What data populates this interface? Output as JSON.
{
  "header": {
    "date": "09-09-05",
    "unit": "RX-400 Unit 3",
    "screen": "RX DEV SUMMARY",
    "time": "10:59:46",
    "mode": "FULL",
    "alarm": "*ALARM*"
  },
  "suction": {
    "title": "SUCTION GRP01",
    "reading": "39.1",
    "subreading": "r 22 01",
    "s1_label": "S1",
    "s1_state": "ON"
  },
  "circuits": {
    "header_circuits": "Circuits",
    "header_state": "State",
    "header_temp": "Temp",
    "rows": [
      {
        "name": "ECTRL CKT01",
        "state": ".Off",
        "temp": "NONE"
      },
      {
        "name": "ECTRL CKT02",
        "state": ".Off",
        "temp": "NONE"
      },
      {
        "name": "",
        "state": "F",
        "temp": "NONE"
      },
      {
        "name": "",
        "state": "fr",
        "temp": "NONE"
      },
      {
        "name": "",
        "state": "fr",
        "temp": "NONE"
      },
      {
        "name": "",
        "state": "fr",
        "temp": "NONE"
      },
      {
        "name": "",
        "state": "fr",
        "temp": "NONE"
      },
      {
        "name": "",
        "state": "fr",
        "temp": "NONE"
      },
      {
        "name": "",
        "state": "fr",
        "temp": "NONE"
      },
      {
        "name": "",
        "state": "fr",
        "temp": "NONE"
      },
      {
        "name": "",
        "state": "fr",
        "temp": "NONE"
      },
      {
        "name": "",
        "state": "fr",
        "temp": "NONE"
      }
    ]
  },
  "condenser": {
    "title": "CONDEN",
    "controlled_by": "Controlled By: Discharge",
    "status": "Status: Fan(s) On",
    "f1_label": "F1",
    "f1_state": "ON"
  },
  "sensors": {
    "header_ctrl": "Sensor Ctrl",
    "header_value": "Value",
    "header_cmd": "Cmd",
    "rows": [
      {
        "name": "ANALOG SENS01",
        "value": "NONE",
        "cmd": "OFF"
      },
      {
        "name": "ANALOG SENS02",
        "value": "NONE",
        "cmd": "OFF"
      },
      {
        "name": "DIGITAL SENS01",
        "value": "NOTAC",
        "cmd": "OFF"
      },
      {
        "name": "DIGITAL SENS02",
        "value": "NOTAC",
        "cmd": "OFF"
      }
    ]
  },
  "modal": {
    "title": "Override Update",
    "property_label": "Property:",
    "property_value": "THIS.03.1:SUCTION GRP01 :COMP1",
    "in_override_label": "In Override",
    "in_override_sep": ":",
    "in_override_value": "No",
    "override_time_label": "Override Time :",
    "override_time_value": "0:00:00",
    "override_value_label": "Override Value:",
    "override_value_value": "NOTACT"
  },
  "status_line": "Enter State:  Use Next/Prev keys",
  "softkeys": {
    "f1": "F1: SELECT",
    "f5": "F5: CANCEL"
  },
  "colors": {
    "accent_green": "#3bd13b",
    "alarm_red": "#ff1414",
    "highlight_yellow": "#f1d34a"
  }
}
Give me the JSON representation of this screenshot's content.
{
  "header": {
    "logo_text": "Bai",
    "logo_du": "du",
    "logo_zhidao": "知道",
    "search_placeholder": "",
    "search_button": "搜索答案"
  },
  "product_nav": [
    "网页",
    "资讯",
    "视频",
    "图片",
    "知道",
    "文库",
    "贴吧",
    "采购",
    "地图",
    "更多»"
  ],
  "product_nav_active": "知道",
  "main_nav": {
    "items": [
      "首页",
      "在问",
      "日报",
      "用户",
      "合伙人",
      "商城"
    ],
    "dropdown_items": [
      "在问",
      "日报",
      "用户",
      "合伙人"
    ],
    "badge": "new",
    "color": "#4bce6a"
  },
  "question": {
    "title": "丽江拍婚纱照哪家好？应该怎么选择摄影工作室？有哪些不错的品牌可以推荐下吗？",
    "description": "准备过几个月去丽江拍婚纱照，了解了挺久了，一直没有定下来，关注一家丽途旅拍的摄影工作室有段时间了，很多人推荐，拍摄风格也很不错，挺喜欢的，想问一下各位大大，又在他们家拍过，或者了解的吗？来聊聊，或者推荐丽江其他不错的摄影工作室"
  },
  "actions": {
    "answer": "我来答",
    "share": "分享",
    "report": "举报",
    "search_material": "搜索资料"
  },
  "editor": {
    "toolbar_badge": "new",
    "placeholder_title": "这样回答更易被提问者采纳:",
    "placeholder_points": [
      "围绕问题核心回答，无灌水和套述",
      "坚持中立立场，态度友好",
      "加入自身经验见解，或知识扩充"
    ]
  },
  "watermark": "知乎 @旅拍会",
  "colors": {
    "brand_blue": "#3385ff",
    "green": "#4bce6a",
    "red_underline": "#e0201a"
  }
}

Aim:
Word for word, write out all of the data above.

The result:
What data populates this interface? Output as JSON.
{
  "header": {
    "date": "09-09-05",
    "unit": "RX-400 Unit 3",
    "screen": "RX DEV SUMMARY",
    "time": "10:59:46",
    "mode": "FULL",
    "alarm": "*ALARM*"
  },
  "suction": {
    "title": "SUCTION GRP01",
    "reading": "39.1",
    "subreading": "r 22 01",
    "s1_label": "S1",
    "s1_state": "ON"
  },
  "circuits": {
    "header_circuits": "Circuits",
    "header_state": "State",
    "header_temp": "Temp",
    "rows": [
      {
        "name": "ECTRL CKT01",
        "state": ".Off",
        "temp": "NONE"
      },
      {
        "name": "ECTRL CKT02",
        "state": ".Off",
        "temp": "NONE"
      },
      {
        "name": "",
        "state": "F",
        "temp": "NONE"
      },
      {
        "name": "",
        "state": "fr",
        "temp": "NONE"
      },
      {
        "name": "",
        "state": "fr",
        "temp": "NONE"
      },
      {
        "name": "",
        "state": "fr",
        "temp": "NONE"
      },
      {
        "name": "",
        "state": "fr",
        "temp": "NONE"
      },
      {
        "name": "",
        "state": "fr",
        "temp": "NONE"
      },
      {
        "name": "",
        "state": "fr",
        "temp": "NONE"
      },
      {
        "name": "",
        "state": "fr",
        "temp": "NONE"
      },
      {
        "name": "",
        "state": "fr",
        "temp": "NONE"
      },
      {
        "name": "",
        "state": "fr",
        "temp": "NONE"
      }
    ]
  },
  "condenser": {
    "title": "CONDEN",
    "controlled_by": "Controlled By: Discharge",
    "status": "Status: Fan(s) On",
    "f1_label": "F1",
    "f1_state": "ON"
  },
  "sensors": {
    "header_ctrl": "Sensor Ctrl",
    "header_value": "Value",
    "header_cmd": "Cmd",
    "rows": [
      {
        "name": "ANALOG SENS01",
        "value": "NONE",
        "cmd": "OFF"
      },
      {
        "name": "ANALOG SENS02",
        "value": "NONE",
        "cmd": "OFF"
      },
      {
        "name": "DIGITAL SENS01",
        "value": "NOTAC",
        "cmd": "OFF"
      },
      {
        "name": "DIGITAL SENS02",
        "value": "NOTAC",
        "cmd": "OFF"
      }
    ]
  },
  "modal": {
    "title": "Override Update",
    "property_label": "Property:",
    "property_value": "THIS.03.1:SUCTION GRP01 :COMP1",
    "in_override_label": "In Override",
    "in_override_sep": ":",
    "in_override_value": "No",
    "override_time_label": "Override Time :",
    "override_time_value": "0:00:00",
    "override_value_label": "Override Value:",
    "override_value_value": "NOTACT"
  },
  "status_line": "Enter State:  Use Next/Prev keys",
  "softkeys": {
    "f1": "F1: SELECT",
    "f5": "F5: CANCEL"
  },
  "colors": {
    "accent_green": "#3bd13b",
    "alarm_red": "#ff1414",
    "highlight_yellow": "#f1d34a"
  }
}
Give me the JSON representation of this screenshot's content.
{
  "header": {
    "logo_text": "Bai",
    "logo_du": "du",
    "logo_zhidao": "知道",
    "search_placeholder": "",
    "search_button": "搜索答案"
  },
  "product_nav": [
    "网页",
    "资讯",
    "视频",
    "图片",
    "知道",
    "文库",
    "贴吧",
    "采购",
    "地图",
    "更多»"
  ],
  "product_nav_active": "知道",
  "main_nav": {
    "items": [
      "首页",
      "在问",
      "日报",
      "用户",
      "合伙人",
      "商城"
    ],
    "dropdown_items": [
      "在问",
      "日报",
      "用户",
      "合伙人"
    ],
    "badge": "new",
    "color": "#4bce6a"
  },
  "question": {
    "title": "丽江拍婚纱照哪家好？应该怎么选择摄影工作室？有哪些不错的品牌可以推荐下吗？",
    "description": "准备过几个月去丽江拍婚纱照，了解了挺久了，一直没有定下来，关注一家丽途旅拍的摄影工作室有段时间了，很多人推荐，拍摄风格也很不错，挺喜欢的，想问一下各位大大，又在他们家拍过，或者了解的吗？来聊聊，或者推荐丽江其他不错的摄影工作室"
  },
  "actions": {
    "answer": "我来答",
    "share": "分享",
    "report": "举报",
    "search_material": "搜索资料"
  },
  "editor": {
    "toolbar_badge": "new",
    "placeholder_title": "这样回答更易被提问者采纳:",
    "placeholder_points": [
      "围绕问题核心回答，无灌水和套述",
      "坚持中立立场，态度友好",
      "加入自身经验见解，或知识扩充"
    ]
  },
  "watermark": "知乎 @旅拍会",
  "colors": {
    "brand_blue": "#3385ff",
    "green": "#4bce6a",
    "red_underline": "#e0201a"
  }
}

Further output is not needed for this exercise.